Your goal: Copy each record exactly as it reads, leaving out any pictures it holds.

___ Input rows ___

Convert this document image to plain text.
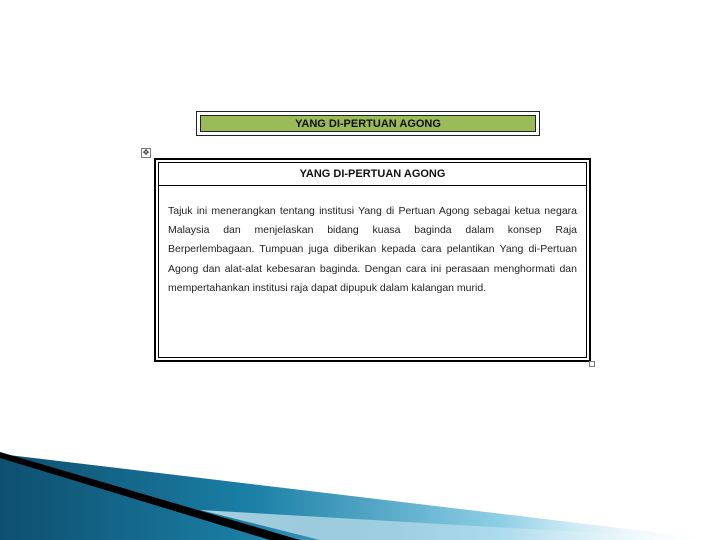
YANG DI-PERTUAN AGONG
✥
YANG DI-PERTUAN AGONG
Tajuk ini menerangkan tentang institusi Yang di Pertuan Agong sebagai ketua negara Malaysia dan menjelaskan bidang kuasa baginda dalam konsep Raja Berperlembagaan. Tumpuan juga diberikan kepada cara pelantikan Yang di-Pertuan Agong dan alat-alat kebesaran baginda. Dengan cara ini perasaan menghormati dan mempertahankan institusi raja dapat dipupuk dalam kalangan murid.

___

Solution to this problem:
Convert this document image to plain text.
YANG DI-PERTUAN AGONG
✥
YANG DI-PERTUAN AGONG
Tajuk ini menerangkan tentang institusi Yang di Pertuan Agong sebagai ketua negara Malaysia dan menjelaskan bidang kuasa baginda dalam konsep Raja Berperlembagaan. Tumpuan juga diberikan kepada cara pelantikan Yang di-Pertuan Agong dan alat-alat kebesaran baginda. Dengan cara ini perasaan menghormati dan mempertahankan institusi raja dapat dipupuk dalam kalangan murid.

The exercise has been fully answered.